AIM OF THE TASK - Note how many lines contain "humedad" and give that number, with nothing else.

[Start of DATA RECORDS]

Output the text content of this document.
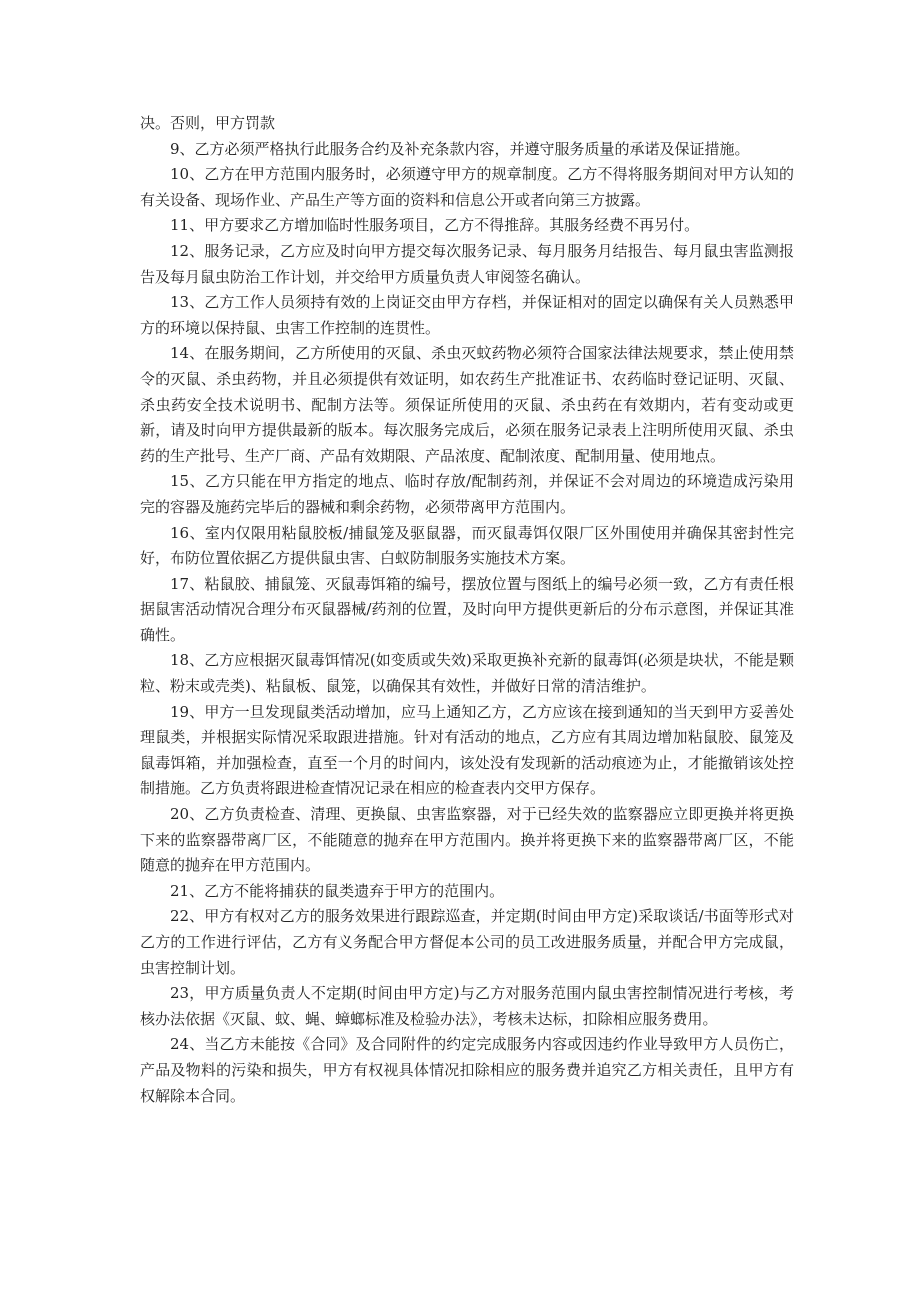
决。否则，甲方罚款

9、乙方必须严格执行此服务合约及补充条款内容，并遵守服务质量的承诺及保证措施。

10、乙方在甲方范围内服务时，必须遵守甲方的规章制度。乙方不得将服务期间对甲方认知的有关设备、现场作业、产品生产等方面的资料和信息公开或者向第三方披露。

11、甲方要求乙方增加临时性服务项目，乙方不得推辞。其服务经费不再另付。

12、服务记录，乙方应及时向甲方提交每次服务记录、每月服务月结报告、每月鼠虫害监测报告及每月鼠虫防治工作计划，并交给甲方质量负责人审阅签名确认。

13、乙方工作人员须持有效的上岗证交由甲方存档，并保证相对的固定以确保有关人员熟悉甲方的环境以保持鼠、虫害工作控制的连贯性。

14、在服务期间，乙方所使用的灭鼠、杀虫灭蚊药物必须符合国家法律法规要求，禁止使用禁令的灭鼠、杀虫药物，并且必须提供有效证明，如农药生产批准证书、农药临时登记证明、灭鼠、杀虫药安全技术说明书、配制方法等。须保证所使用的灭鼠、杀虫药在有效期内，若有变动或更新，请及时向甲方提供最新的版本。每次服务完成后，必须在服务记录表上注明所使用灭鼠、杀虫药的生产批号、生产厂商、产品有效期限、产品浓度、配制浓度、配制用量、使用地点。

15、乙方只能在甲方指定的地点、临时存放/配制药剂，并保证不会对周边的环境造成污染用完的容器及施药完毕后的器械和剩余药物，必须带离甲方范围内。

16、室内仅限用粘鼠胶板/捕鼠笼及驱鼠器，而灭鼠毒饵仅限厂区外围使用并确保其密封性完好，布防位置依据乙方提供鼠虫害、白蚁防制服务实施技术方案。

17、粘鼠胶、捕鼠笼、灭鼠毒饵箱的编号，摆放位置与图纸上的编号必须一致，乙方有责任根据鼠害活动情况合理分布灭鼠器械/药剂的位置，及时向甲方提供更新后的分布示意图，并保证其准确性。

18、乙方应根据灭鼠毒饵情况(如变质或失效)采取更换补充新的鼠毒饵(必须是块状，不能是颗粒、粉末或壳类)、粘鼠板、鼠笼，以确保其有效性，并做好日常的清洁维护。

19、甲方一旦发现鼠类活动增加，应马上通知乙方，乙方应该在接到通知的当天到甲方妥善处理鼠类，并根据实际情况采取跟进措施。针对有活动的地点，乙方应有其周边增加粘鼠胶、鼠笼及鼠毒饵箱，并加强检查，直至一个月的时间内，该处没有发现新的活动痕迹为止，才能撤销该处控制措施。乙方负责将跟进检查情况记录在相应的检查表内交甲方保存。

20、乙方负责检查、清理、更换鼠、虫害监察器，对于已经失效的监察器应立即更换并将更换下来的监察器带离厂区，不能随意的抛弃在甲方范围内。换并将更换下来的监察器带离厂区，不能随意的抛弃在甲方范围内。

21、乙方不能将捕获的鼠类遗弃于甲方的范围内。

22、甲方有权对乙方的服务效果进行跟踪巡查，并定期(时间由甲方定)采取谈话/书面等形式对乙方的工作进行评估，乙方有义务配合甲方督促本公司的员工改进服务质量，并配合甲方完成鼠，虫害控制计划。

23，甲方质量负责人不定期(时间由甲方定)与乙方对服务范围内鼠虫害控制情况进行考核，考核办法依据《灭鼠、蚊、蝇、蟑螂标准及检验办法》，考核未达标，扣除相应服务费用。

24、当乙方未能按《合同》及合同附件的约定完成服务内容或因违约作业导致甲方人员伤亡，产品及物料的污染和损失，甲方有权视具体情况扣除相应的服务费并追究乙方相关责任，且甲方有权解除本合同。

[End of DATA RECORDS]
[Start of DATA RECORDS]

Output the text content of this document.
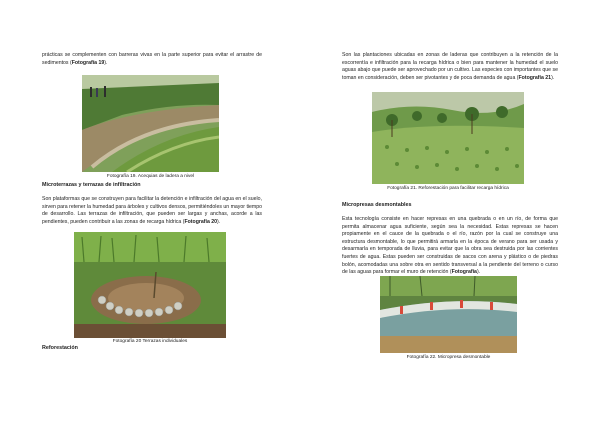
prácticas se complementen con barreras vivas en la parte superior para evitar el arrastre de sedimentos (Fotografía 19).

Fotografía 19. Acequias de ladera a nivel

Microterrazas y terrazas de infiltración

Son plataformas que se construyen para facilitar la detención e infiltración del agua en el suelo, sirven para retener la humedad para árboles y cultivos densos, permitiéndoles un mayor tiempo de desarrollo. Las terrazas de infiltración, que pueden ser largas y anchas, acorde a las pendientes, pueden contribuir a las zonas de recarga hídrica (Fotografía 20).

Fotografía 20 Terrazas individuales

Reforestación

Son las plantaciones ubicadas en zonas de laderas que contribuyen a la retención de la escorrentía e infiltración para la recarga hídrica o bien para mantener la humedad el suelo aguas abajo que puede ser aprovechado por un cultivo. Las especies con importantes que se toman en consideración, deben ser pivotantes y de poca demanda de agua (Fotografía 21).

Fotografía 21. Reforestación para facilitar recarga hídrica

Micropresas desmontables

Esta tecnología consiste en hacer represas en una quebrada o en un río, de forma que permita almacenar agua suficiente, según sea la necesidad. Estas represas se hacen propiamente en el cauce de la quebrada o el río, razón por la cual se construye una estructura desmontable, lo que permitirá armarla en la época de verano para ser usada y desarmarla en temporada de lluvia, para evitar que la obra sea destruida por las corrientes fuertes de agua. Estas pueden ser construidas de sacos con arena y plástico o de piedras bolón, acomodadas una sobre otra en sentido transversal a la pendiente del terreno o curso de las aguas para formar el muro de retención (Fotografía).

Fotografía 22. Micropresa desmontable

[End of DATA RECORDS]

ANSWER - 2